→ **TASK STATEMENT**:
The records below are split into lines. How many of those lines contain the string "magna"? Reply with the number only.
--- Begin ---
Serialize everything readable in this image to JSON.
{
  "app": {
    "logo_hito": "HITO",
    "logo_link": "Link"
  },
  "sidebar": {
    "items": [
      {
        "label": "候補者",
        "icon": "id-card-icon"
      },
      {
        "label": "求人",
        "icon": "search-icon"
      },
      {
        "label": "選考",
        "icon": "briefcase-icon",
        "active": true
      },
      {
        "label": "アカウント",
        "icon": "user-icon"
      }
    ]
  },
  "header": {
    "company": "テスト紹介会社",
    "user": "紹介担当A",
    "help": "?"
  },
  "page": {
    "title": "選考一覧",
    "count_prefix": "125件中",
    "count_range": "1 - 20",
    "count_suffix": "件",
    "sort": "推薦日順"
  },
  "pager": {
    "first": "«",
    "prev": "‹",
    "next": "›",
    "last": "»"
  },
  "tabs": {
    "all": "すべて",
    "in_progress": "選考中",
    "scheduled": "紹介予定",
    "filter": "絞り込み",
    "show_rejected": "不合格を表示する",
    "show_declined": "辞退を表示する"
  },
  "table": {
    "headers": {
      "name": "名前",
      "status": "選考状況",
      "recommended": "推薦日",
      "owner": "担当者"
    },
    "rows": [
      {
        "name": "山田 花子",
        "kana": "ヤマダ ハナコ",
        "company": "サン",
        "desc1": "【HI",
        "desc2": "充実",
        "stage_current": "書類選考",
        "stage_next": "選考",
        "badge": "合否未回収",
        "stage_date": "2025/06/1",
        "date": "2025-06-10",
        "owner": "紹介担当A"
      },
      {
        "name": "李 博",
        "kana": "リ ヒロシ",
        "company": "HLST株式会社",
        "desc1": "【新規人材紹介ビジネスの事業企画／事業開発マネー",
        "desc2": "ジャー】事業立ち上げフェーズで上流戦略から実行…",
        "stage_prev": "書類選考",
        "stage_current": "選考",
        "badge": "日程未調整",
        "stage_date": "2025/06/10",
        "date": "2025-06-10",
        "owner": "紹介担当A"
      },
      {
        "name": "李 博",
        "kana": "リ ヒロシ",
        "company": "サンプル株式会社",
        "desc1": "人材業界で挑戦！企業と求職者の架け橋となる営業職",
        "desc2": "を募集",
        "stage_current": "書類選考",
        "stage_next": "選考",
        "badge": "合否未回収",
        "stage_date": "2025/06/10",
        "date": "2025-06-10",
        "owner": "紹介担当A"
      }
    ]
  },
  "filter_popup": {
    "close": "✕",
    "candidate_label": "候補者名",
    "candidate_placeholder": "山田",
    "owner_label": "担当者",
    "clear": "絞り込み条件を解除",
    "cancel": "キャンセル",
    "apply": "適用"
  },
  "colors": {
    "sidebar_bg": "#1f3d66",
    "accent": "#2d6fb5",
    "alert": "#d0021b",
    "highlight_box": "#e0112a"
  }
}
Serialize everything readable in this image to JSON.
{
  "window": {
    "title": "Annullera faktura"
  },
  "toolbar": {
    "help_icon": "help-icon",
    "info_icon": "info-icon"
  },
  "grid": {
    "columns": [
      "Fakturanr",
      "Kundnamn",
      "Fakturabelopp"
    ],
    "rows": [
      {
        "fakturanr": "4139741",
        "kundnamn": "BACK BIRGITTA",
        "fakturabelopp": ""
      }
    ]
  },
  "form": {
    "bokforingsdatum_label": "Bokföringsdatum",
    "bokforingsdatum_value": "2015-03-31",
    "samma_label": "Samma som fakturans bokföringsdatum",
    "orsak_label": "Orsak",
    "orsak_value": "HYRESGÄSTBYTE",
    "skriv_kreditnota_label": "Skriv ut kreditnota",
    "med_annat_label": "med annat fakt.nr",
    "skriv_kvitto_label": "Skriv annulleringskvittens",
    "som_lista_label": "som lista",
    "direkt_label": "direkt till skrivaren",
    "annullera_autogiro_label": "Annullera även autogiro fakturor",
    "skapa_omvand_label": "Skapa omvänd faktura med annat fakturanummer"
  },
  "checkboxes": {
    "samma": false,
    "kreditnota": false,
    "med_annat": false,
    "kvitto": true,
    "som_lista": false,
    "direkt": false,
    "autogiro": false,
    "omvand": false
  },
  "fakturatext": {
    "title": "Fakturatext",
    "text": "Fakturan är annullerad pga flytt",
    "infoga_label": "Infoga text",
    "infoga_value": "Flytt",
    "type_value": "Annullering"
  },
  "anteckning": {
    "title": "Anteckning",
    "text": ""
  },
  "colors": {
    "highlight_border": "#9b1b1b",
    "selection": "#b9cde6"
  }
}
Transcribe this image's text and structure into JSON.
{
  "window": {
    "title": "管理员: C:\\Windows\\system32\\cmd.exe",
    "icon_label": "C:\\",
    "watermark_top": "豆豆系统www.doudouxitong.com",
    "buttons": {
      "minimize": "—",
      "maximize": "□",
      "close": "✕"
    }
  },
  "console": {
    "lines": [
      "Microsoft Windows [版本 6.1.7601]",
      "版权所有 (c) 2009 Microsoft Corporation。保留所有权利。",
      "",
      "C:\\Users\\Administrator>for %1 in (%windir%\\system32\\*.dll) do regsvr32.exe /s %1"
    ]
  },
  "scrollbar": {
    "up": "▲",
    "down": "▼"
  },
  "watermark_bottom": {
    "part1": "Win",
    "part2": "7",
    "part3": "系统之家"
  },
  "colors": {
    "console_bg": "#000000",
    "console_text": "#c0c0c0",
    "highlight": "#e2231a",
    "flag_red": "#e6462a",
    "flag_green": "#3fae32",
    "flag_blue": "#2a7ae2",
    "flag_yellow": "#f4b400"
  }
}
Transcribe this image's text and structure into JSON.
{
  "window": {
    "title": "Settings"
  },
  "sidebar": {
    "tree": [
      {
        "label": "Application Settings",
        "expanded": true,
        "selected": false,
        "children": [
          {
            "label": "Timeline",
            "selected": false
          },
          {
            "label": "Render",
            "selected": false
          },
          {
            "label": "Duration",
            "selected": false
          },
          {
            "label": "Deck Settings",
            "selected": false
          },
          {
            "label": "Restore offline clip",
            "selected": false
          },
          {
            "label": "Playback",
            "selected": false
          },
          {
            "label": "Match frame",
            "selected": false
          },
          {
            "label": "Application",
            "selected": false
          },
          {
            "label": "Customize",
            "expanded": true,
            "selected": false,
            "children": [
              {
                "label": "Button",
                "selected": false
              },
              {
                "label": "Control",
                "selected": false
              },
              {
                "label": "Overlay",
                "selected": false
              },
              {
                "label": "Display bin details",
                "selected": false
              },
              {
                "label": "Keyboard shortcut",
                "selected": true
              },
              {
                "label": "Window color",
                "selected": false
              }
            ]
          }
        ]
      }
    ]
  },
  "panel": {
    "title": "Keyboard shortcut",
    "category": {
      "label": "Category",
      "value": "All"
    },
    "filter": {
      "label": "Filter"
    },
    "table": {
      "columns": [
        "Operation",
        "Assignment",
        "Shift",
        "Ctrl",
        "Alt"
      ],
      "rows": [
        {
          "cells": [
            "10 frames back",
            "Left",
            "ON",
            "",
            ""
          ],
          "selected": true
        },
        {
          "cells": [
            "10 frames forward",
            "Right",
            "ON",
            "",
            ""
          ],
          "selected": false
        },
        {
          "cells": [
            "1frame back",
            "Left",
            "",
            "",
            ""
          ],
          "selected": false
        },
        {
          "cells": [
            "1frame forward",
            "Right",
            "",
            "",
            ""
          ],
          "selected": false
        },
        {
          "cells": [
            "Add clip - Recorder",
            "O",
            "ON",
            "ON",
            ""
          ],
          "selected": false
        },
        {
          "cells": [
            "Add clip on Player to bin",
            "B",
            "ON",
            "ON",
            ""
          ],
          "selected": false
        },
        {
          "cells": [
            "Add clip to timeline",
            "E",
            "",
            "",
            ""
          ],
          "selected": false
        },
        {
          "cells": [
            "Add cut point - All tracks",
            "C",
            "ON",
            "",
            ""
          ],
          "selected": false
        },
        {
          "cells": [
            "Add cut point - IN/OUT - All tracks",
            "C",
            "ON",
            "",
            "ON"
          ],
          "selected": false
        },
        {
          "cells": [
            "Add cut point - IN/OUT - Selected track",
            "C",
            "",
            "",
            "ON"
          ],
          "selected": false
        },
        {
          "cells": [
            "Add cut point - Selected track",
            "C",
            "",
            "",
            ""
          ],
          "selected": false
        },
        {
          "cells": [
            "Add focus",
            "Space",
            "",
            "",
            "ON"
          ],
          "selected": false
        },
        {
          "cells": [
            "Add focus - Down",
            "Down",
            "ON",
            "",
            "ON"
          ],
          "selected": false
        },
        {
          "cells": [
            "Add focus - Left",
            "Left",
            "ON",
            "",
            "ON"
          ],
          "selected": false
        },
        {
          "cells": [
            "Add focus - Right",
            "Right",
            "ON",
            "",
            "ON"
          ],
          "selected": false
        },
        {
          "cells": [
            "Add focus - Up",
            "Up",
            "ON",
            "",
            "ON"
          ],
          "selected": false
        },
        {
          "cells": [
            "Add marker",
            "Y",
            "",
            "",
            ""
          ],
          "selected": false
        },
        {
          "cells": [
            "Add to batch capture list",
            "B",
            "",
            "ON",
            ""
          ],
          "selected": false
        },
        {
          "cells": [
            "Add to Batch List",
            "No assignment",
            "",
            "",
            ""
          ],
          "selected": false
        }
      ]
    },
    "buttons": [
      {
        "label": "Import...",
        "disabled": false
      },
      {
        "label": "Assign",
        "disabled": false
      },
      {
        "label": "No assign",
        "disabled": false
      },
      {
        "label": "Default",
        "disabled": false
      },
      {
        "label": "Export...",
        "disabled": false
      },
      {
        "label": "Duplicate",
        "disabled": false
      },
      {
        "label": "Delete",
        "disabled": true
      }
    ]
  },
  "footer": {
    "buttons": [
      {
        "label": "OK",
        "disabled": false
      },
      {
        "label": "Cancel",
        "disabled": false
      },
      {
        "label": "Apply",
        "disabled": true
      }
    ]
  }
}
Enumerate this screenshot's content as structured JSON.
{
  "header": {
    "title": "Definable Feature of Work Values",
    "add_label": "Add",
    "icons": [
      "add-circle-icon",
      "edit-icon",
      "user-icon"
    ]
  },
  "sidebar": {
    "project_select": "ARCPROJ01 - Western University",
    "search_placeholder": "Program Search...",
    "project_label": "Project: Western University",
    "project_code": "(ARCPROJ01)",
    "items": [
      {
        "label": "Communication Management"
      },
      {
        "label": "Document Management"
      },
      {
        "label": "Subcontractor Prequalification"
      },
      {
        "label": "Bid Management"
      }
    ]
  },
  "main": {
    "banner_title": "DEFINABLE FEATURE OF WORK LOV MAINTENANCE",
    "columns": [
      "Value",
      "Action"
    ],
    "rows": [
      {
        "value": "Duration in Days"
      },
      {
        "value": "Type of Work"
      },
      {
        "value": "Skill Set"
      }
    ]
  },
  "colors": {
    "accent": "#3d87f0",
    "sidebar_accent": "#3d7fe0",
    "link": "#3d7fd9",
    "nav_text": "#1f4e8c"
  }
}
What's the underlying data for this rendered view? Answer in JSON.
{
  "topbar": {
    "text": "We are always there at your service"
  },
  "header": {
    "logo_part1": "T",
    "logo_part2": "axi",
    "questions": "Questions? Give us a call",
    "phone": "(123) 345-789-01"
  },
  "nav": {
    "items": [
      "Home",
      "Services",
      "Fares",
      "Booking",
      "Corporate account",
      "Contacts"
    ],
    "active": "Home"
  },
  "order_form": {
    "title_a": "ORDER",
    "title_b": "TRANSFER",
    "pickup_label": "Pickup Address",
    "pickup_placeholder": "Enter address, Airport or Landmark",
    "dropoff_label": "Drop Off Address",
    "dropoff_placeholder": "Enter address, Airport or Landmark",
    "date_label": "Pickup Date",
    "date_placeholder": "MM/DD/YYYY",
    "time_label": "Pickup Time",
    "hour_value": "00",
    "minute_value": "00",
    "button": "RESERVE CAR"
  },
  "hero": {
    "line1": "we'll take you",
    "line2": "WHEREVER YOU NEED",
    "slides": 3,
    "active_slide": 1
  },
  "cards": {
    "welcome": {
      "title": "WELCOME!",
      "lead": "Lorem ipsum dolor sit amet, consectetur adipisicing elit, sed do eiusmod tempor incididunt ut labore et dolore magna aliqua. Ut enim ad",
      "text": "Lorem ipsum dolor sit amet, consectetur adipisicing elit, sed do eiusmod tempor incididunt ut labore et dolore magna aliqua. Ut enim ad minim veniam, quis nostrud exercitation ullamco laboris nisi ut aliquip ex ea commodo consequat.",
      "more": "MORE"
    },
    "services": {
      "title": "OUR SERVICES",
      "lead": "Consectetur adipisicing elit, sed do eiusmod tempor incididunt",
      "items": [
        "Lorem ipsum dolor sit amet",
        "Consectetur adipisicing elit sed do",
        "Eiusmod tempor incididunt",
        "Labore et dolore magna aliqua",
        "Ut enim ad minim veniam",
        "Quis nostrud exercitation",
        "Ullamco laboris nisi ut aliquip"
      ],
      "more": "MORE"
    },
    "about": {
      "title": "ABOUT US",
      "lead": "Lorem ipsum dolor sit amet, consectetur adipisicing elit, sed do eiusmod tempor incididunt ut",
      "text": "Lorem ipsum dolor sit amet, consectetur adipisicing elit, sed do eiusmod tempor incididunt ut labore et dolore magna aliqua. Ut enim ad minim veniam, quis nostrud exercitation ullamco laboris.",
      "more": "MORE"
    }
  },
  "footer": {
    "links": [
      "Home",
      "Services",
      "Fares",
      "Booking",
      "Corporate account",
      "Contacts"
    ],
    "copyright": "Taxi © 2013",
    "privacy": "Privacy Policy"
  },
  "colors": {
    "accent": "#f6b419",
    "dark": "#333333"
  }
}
--- End ---
→ **SOLUTION**:
4